● **Action item**:
Each line below must be reproduced exactly as it stands. Pictures stay out of the copy.

[The input]

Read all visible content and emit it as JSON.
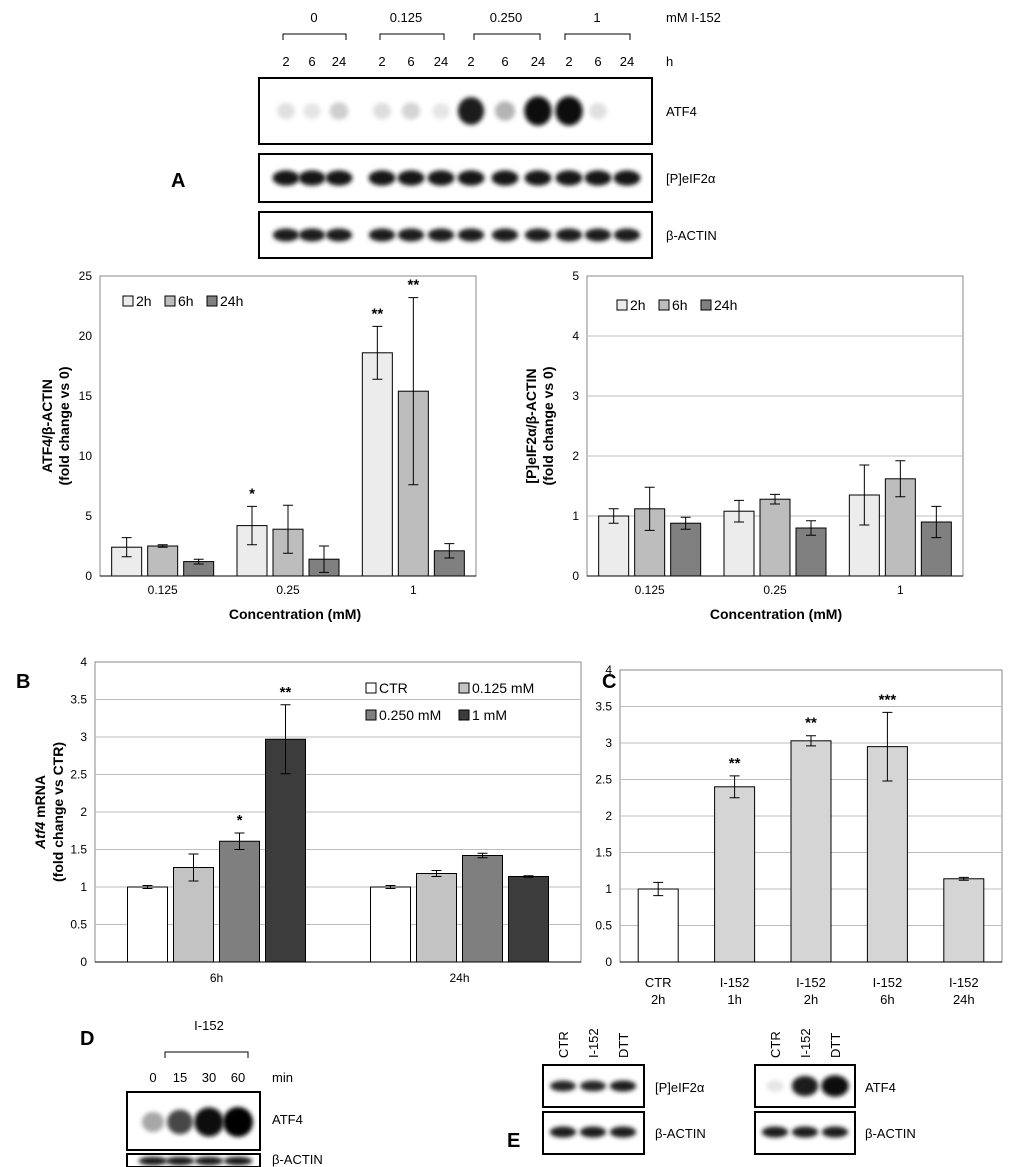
{
  "colors": {
    "c2h": "#ececec",
    "c6h": "#bdbdbd",
    "c24h": "#808080",
    "ctr": "#ffffff",
    "c0125": "#c3c3c3",
    "c025": "#7f7f7f",
    "c1": "#3c3c3c",
    "cC": "#d5d5d5",
    "grid": "#bdbdbd"
  },
  "panel_a": {
    "letter": "A",
    "header": {
      "conc": [
        "0",
        "0.125",
        "0.250",
        "1"
      ],
      "times": [
        "2",
        "6",
        "24",
        "2",
        "6",
        "24",
        "2",
        "6",
        "24",
        "2",
        "6",
        "24"
      ],
      "conc_unit": "mM I-152",
      "time_unit": "h"
    },
    "blots": [
      {
        "label": "ATF4",
        "bands": [
          0.08,
          0.05,
          0.18,
          0.1,
          0.15,
          0.05,
          0.85,
          0.3,
          0.95,
          0.95,
          0.08,
          0.02
        ]
      },
      {
        "label": "[P]eIF2α",
        "bands": [
          0.9,
          0.9,
          0.9,
          0.9,
          0.9,
          0.9,
          0.9,
          0.9,
          0.9,
          0.9,
          0.9,
          0.9
        ]
      },
      {
        "label": "β-ACTIN",
        "bands": [
          0.85,
          0.85,
          0.85,
          0.85,
          0.85,
          0.85,
          0.85,
          0.85,
          0.85,
          0.85,
          0.85,
          0.85
        ]
      }
    ]
  },
  "chart_data": [
    {
      "id": "A-left",
      "type": "bar",
      "categories": [
        "0.125",
        "0.25",
        "1"
      ],
      "series": [
        {
          "name": "2h",
          "values": [
            2.4,
            4.2,
            18.6
          ],
          "errors": [
            0.8,
            1.6,
            2.2
          ]
        },
        {
          "name": "6h",
          "values": [
            2.5,
            3.9,
            15.4
          ],
          "errors": [
            0.1,
            2.0,
            7.8
          ]
        },
        {
          "name": "24h",
          "values": [
            1.2,
            1.4,
            2.1
          ],
          "errors": [
            0.2,
            1.1,
            0.6
          ]
        }
      ],
      "significance": [
        {
          "series": 0,
          "cat": 1,
          "text": "*"
        },
        {
          "series": 0,
          "cat": 2,
          "text": "**"
        },
        {
          "series": 1,
          "cat": 2,
          "text": "**"
        }
      ],
      "ylabel": "ATF4/β-ACTIN",
      "ylabel2": "(fold change vs 0)",
      "xlabel": "Concentration (mM)",
      "ylim": [
        0,
        25
      ],
      "yticks": [
        "0",
        "5",
        "10",
        "15",
        "20",
        "25"
      ],
      "grid": false,
      "legend": "top-left"
    },
    {
      "id": "A-right",
      "type": "bar",
      "categories": [
        "0.125",
        "0.25",
        "1"
      ],
      "series": [
        {
          "name": "2h",
          "values": [
            1.0,
            1.08,
            1.35
          ],
          "errors": [
            0.12,
            0.18,
            0.5
          ]
        },
        {
          "name": "6h",
          "values": [
            1.12,
            1.28,
            1.62
          ],
          "errors": [
            0.36,
            0.08,
            0.3
          ]
        },
        {
          "name": "24h",
          "values": [
            0.88,
            0.8,
            0.9
          ],
          "errors": [
            0.1,
            0.12,
            0.26
          ]
        }
      ],
      "significance": [],
      "ylabel": "[P]eIF2α/β-ACTIN",
      "ylabel2": "(fold change vs 0)",
      "xlabel": "Concentration (mM)",
      "ylim": [
        0,
        5
      ],
      "yticks": [
        "0",
        "1",
        "2",
        "3",
        "4",
        "5"
      ],
      "grid": true,
      "legend": "top-left"
    },
    {
      "id": "B",
      "type": "bar",
      "categories": [
        "6h",
        "24h"
      ],
      "series": [
        {
          "name": "CTR",
          "values": [
            1.0,
            1.0
          ],
          "errors": [
            0.02,
            0.02
          ]
        },
        {
          "name": "0.125 mM",
          "values": [
            1.26,
            1.18
          ],
          "errors": [
            0.18,
            0.04
          ]
        },
        {
          "name": "0.250 mM",
          "values": [
            1.61,
            1.42
          ],
          "errors": [
            0.11,
            0.03
          ]
        },
        {
          "name": "1 mM",
          "values": [
            2.97,
            1.14
          ],
          "errors": [
            0.46,
            0.01
          ]
        }
      ],
      "significance": [
        {
          "series": 2,
          "cat": 0,
          "text": "*"
        },
        {
          "series": 3,
          "cat": 0,
          "text": "**"
        }
      ],
      "ylabel_italic": "Atf4",
      "ylabel_rest": " mRNA",
      "ylabel2": "(fold change vs CTR)",
      "ylim": [
        0,
        4
      ],
      "yticks": [
        "0",
        "0.5",
        "1",
        "1.5",
        "2",
        "2.5",
        "3",
        "3.5",
        "4"
      ],
      "grid": true,
      "legend": "top-right"
    },
    {
      "id": "C",
      "type": "bar",
      "categories": [
        [
          "CTR",
          "2h"
        ],
        [
          "I-152",
          "1h"
        ],
        [
          "I-152",
          "2h"
        ],
        [
          "I-152",
          "6h"
        ],
        [
          "I-152",
          "24h"
        ]
      ],
      "values": [
        1.0,
        2.4,
        3.03,
        2.95,
        1.14
      ],
      "errors": [
        0.09,
        0.15,
        0.07,
        0.47,
        0.02
      ],
      "significance": [
        {
          "cat": 1,
          "text": "**"
        },
        {
          "cat": 2,
          "text": "**"
        },
        {
          "cat": 3,
          "text": "***"
        }
      ],
      "ylim": [
        0,
        4
      ],
      "yticks": [
        "0",
        "0.5",
        "1",
        "1.5",
        "2",
        "2.5",
        "3",
        "3.5",
        "4"
      ],
      "grid": true
    }
  ],
  "panel_b": {
    "letter": "B"
  },
  "panel_c": {
    "letter": "C"
  },
  "panel_d": {
    "letter": "D",
    "treatment": "I-152",
    "lanes": [
      "0",
      "15",
      "30",
      "60"
    ],
    "unit": "min",
    "blots": [
      {
        "label": "ATF4",
        "bands": [
          0.35,
          0.65,
          0.95,
          1.0
        ]
      },
      {
        "label": "β-ACTIN",
        "bands": [
          0.9,
          0.9,
          0.9,
          0.9
        ]
      }
    ]
  },
  "panel_e": {
    "letter": "E",
    "lanes": [
      "CTR",
      "I-152",
      "DTT"
    ],
    "left_blots": [
      {
        "label": "[P]eIF2α",
        "bands": [
          0.8,
          0.8,
          0.85
        ]
      },
      {
        "label": "β-ACTIN",
        "bands": [
          0.85,
          0.85,
          0.85
        ]
      }
    ],
    "right_blots": [
      {
        "label": "ATF4",
        "bands": [
          0.05,
          0.85,
          0.95
        ]
      },
      {
        "label": "β-ACTIN",
        "bands": [
          0.85,
          0.85,
          0.85
        ]
      }
    ]
  }
}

[/The input]

● **Output of the exercise**:
Read all visible content and emit it as JSON.
{
  "colors": {
    "c2h": "#ececec",
    "c6h": "#bdbdbd",
    "c24h": "#808080",
    "ctr": "#ffffff",
    "c0125": "#c3c3c3",
    "c025": "#7f7f7f",
    "c1": "#3c3c3c",
    "cC": "#d5d5d5",
    "grid": "#bdbdbd"
  },
  "panel_a": {
    "letter": "A",
    "header": {
      "conc": [
        "0",
        "0.125",
        "0.250",
        "1"
      ],
      "times": [
        "2",
        "6",
        "24",
        "2",
        "6",
        "24",
        "2",
        "6",
        "24",
        "2",
        "6",
        "24"
      ],
      "conc_unit": "mM I-152",
      "time_unit": "h"
    },
    "blots": [
      {
        "label": "ATF4",
        "bands": [
          0.08,
          0.05,
          0.18,
          0.1,
          0.15,
          0.05,
          0.85,
          0.3,
          0.95,
          0.95,
          0.08,
          0.02
        ]
      },
      {
        "label": "[P]eIF2α",
        "bands": [
          0.9,
          0.9,
          0.9,
          0.9,
          0.9,
          0.9,
          0.9,
          0.9,
          0.9,
          0.9,
          0.9,
          0.9
        ]
      },
      {
        "label": "β-ACTIN",
        "bands": [
          0.85,
          0.85,
          0.85,
          0.85,
          0.85,
          0.85,
          0.85,
          0.85,
          0.85,
          0.85,
          0.85,
          0.85
        ]
      }
    ]
  },
  "chart_data": [
    {
      "id": "A-left",
      "type": "bar",
      "categories": [
        "0.125",
        "0.25",
        "1"
      ],
      "series": [
        {
          "name": "2h",
          "values": [
            2.4,
            4.2,
            18.6
          ],
          "errors": [
            0.8,
            1.6,
            2.2
          ]
        },
        {
          "name": "6h",
          "values": [
            2.5,
            3.9,
            15.4
          ],
          "errors": [
            0.1,
            2.0,
            7.8
          ]
        },
        {
          "name": "24h",
          "values": [
            1.2,
            1.4,
            2.1
          ],
          "errors": [
            0.2,
            1.1,
            0.6
          ]
        }
      ],
      "significance": [
        {
          "series": 0,
          "cat": 1,
          "text": "*"
        },
        {
          "series": 0,
          "cat": 2,
          "text": "**"
        },
        {
          "series": 1,
          "cat": 2,
          "text": "**"
        }
      ],
      "ylabel": "ATF4/β-ACTIN",
      "ylabel2": "(fold change vs 0)",
      "xlabel": "Concentration (mM)",
      "ylim": [
        0,
        25
      ],
      "yticks": [
        "0",
        "5",
        "10",
        "15",
        "20",
        "25"
      ],
      "grid": false,
      "legend": "top-left"
    },
    {
      "id": "A-right",
      "type": "bar",
      "categories": [
        "0.125",
        "0.25",
        "1"
      ],
      "series": [
        {
          "name": "2h",
          "values": [
            1.0,
            1.08,
            1.35
          ],
          "errors": [
            0.12,
            0.18,
            0.5
          ]
        },
        {
          "name": "6h",
          "values": [
            1.12,
            1.28,
            1.62
          ],
          "errors": [
            0.36,
            0.08,
            0.3
          ]
        },
        {
          "name": "24h",
          "values": [
            0.88,
            0.8,
            0.9
          ],
          "errors": [
            0.1,
            0.12,
            0.26
          ]
        }
      ],
      "significance": [],
      "ylabel": "[P]eIF2α/β-ACTIN",
      "ylabel2": "(fold change vs 0)",
      "xlabel": "Concentration (mM)",
      "ylim": [
        0,
        5
      ],
      "yticks": [
        "0",
        "1",
        "2",
        "3",
        "4",
        "5"
      ],
      "grid": true,
      "legend": "top-left"
    },
    {
      "id": "B",
      "type": "bar",
      "categories": [
        "6h",
        "24h"
      ],
      "series": [
        {
          "name": "CTR",
          "values": [
            1.0,
            1.0
          ],
          "errors": [
            0.02,
            0.02
          ]
        },
        {
          "name": "0.125 mM",
          "values": [
            1.26,
            1.18
          ],
          "errors": [
            0.18,
            0.04
          ]
        },
        {
          "name": "0.250 mM",
          "values": [
            1.61,
            1.42
          ],
          "errors": [
            0.11,
            0.03
          ]
        },
        {
          "name": "1 mM",
          "values": [
            2.97,
            1.14
          ],
          "errors": [
            0.46,
            0.01
          ]
        }
      ],
      "significance": [
        {
          "series": 2,
          "cat": 0,
          "text": "*"
        },
        {
          "series": 3,
          "cat": 0,
          "text": "**"
        }
      ],
      "ylabel_italic": "Atf4",
      "ylabel_rest": " mRNA",
      "ylabel2": "(fold change vs CTR)",
      "ylim": [
        0,
        4
      ],
      "yticks": [
        "0",
        "0.5",
        "1",
        "1.5",
        "2",
        "2.5",
        "3",
        "3.5",
        "4"
      ],
      "grid": true,
      "legend": "top-right"
    },
    {
      "id": "C",
      "type": "bar",
      "categories": [
        [
          "CTR",
          "2h"
        ],
        [
          "I-152",
          "1h"
        ],
        [
          "I-152",
          "2h"
        ],
        [
          "I-152",
          "6h"
        ],
        [
          "I-152",
          "24h"
        ]
      ],
      "values": [
        1.0,
        2.4,
        3.03,
        2.95,
        1.14
      ],
      "errors": [
        0.09,
        0.15,
        0.07,
        0.47,
        0.02
      ],
      "significance": [
        {
          "cat": 1,
          "text": "**"
        },
        {
          "cat": 2,
          "text": "**"
        },
        {
          "cat": 3,
          "text": "***"
        }
      ],
      "ylim": [
        0,
        4
      ],
      "yticks": [
        "0",
        "0.5",
        "1",
        "1.5",
        "2",
        "2.5",
        "3",
        "3.5",
        "4"
      ],
      "grid": true
    }
  ],
  "panel_b": {
    "letter": "B"
  },
  "panel_c": {
    "letter": "C"
  },
  "panel_d": {
    "letter": "D",
    "treatment": "I-152",
    "lanes": [
      "0",
      "15",
      "30",
      "60"
    ],
    "unit": "min",
    "blots": [
      {
        "label": "ATF4",
        "bands": [
          0.35,
          0.65,
          0.95,
          1.0
        ]
      },
      {
        "label": "β-ACTIN",
        "bands": [
          0.9,
          0.9,
          0.9,
          0.9
        ]
      }
    ]
  },
  "panel_e": {
    "letter": "E",
    "lanes": [
      "CTR",
      "I-152",
      "DTT"
    ],
    "left_blots": [
      {
        "label": "[P]eIF2α",
        "bands": [
          0.8,
          0.8,
          0.85
        ]
      },
      {
        "label": "β-ACTIN",
        "bands": [
          0.85,
          0.85,
          0.85
        ]
      }
    ],
    "right_blots": [
      {
        "label": "ATF4",
        "bands": [
          0.05,
          0.85,
          0.95
        ]
      },
      {
        "label": "β-ACTIN",
        "bands": [
          0.85,
          0.85,
          0.85
        ]
      }
    ]
  }
}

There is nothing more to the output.